DIRECTIONS FOR THIS TASK
Reproduce the records verbatim, from the first line through the line containing "volume-text: 成交量 26.59060536", with both of those lines included.

------------------------------

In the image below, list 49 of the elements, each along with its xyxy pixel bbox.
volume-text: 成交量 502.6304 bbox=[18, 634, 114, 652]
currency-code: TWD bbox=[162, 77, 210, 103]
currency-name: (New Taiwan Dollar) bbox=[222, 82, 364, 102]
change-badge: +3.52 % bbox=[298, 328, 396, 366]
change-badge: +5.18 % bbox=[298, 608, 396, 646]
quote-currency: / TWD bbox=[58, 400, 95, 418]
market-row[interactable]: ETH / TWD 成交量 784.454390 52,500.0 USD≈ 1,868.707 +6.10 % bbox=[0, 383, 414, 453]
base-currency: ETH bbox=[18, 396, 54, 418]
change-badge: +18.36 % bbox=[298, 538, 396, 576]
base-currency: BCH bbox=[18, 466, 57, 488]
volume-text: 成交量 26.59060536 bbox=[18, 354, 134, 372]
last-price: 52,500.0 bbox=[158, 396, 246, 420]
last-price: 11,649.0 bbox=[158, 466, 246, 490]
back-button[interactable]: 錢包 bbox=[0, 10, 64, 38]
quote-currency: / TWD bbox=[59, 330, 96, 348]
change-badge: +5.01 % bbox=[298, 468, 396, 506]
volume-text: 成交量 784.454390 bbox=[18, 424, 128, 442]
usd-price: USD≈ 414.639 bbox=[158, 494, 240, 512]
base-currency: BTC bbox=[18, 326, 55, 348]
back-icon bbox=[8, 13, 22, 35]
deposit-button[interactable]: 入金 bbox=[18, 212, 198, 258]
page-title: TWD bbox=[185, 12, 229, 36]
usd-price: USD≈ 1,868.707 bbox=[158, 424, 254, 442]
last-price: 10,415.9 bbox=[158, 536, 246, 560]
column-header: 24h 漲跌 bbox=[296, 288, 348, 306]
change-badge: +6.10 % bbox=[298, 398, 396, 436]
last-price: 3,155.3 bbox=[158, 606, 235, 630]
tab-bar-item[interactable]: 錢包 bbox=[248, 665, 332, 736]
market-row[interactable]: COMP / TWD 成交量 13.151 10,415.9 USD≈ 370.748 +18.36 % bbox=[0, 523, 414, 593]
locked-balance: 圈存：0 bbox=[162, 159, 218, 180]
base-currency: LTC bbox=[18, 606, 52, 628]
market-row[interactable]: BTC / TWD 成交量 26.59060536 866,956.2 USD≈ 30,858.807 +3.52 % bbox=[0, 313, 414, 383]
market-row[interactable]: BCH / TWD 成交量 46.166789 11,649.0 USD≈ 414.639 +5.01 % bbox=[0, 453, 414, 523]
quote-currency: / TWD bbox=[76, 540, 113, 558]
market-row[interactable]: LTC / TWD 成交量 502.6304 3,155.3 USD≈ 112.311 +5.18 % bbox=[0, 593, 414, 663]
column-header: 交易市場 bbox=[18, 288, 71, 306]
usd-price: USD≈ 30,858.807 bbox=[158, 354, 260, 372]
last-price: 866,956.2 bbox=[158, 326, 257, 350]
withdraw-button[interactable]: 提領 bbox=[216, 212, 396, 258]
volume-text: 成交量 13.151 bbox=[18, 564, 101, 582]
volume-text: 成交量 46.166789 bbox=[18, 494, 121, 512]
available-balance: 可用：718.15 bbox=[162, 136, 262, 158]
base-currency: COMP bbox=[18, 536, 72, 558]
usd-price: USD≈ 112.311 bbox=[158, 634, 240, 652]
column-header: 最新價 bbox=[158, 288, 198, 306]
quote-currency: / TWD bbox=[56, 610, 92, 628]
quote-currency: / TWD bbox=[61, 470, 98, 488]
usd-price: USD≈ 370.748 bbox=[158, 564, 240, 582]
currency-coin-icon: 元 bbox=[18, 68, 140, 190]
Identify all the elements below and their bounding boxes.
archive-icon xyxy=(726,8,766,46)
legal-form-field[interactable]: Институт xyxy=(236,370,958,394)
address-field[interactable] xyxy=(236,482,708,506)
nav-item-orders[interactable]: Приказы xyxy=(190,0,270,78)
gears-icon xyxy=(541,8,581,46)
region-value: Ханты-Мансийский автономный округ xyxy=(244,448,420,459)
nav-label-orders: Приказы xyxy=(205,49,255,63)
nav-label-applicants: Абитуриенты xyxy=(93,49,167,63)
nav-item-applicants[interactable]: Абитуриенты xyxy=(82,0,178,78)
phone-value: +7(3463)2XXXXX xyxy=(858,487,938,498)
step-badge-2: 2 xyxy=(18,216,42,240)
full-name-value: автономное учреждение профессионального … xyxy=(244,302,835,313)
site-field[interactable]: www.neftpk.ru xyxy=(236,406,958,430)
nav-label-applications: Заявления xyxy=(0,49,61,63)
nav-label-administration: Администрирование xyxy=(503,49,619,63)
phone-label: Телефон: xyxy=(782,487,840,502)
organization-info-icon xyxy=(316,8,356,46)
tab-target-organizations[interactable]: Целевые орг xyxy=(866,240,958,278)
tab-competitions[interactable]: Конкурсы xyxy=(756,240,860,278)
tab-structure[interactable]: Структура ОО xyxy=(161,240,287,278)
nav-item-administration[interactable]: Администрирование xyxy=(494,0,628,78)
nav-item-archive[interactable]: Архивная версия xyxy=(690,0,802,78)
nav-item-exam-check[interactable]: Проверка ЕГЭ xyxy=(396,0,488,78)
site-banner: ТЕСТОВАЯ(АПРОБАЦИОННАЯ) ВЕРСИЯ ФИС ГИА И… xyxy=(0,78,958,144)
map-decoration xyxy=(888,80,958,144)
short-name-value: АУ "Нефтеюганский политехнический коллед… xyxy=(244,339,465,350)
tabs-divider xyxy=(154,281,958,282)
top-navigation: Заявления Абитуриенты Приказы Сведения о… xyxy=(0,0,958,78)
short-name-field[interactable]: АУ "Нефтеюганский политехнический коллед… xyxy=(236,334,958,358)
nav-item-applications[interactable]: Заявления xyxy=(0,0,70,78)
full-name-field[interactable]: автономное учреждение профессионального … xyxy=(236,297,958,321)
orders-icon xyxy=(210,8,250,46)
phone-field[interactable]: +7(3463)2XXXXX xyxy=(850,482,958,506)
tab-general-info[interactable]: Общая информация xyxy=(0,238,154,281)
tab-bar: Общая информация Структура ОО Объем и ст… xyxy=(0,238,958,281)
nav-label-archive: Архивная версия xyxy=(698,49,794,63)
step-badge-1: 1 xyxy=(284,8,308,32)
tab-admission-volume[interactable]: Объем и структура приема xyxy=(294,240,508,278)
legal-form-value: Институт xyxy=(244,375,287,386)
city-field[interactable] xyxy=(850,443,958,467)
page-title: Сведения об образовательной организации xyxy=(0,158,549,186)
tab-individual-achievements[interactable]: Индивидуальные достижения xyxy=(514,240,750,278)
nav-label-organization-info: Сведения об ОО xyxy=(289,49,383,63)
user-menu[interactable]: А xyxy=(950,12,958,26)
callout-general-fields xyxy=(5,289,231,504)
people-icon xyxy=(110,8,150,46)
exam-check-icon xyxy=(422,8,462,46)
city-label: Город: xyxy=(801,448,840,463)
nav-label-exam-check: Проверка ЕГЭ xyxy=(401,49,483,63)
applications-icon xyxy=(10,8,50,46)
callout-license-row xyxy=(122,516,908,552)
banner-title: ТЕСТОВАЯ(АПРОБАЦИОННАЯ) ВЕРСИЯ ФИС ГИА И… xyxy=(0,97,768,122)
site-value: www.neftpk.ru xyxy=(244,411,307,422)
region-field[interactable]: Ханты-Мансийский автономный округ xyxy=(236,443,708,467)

------------------------------

FINISHED ANSWER
In the image below, list 49 of the elements, each along with its xyxy pixel bbox.
volume-text: 成交量 502.6304 bbox=[18, 634, 114, 652]
currency-code: TWD bbox=[162, 77, 210, 103]
currency-name: (New Taiwan Dollar) bbox=[222, 82, 364, 102]
change-badge: +3.52 % bbox=[298, 328, 396, 366]
change-badge: +5.18 % bbox=[298, 608, 396, 646]
quote-currency: / TWD bbox=[58, 400, 95, 418]
market-row[interactable]: ETH / TWD 成交量 784.454390 52,500.0 USD≈ 1,868.707 +6.10 % bbox=[0, 383, 414, 453]
base-currency: ETH bbox=[18, 396, 54, 418]
change-badge: +18.36 % bbox=[298, 538, 396, 576]
base-currency: BCH bbox=[18, 466, 57, 488]
volume-text: 成交量 26.59060536 bbox=[18, 354, 134, 372]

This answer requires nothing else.